Material:
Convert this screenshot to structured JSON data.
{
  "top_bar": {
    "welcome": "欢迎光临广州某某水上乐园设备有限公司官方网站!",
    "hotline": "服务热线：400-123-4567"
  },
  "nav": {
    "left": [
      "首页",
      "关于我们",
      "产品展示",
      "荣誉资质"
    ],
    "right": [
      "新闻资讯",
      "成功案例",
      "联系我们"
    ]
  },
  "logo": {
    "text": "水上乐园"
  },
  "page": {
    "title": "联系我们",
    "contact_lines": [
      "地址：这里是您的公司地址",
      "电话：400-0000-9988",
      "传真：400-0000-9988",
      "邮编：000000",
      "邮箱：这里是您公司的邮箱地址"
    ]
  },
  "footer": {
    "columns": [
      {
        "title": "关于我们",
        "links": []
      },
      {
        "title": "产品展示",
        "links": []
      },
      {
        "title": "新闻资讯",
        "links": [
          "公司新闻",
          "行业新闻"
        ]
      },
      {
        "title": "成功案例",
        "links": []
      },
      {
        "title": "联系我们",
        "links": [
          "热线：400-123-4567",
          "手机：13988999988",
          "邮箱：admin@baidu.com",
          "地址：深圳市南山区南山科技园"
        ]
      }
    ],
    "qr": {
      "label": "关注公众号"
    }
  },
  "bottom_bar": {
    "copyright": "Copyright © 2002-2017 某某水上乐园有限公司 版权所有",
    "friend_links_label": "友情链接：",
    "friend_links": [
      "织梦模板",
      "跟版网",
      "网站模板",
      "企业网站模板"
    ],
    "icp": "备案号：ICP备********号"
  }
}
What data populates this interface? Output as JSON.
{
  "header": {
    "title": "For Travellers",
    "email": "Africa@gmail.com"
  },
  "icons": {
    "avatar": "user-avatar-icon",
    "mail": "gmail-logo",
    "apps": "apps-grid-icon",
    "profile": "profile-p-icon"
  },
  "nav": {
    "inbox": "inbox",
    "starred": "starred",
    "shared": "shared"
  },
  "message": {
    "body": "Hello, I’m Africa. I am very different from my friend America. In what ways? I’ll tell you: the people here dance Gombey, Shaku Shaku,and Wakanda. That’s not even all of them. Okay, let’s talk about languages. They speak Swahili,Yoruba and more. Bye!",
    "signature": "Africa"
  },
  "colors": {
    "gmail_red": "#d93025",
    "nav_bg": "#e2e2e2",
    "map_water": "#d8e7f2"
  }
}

What is being asked: Copy exactly, word for word, the line with "What data populates" through the final line of the listing.

Exercise response:
What data populates this interface? Output as JSON.
{
  "header": {
    "title": "For Travellers",
    "email": "Africa@gmail.com"
  },
  "icons": {
    "avatar": "user-avatar-icon",
    "mail": "gmail-logo",
    "apps": "apps-grid-icon",
    "profile": "profile-p-icon"
  },
  "nav": {
    "inbox": "inbox",
    "starred": "starred",
    "shared": "shared"
  },
  "message": {
    "body": "Hello, I’m Africa. I am very different from my friend America. In what ways? I’ll tell you: the people here dance Gombey, Shaku Shaku,and Wakanda. That’s not even all of them. Okay, let’s talk about languages. They speak Swahili,Yoruba and more. Bye!",
    "signature": "Africa"
  },
  "colors": {
    "gmail_red": "#d93025",
    "nav_bg": "#e2e2e2",
    "map_water": "#d8e7f2"
  }
}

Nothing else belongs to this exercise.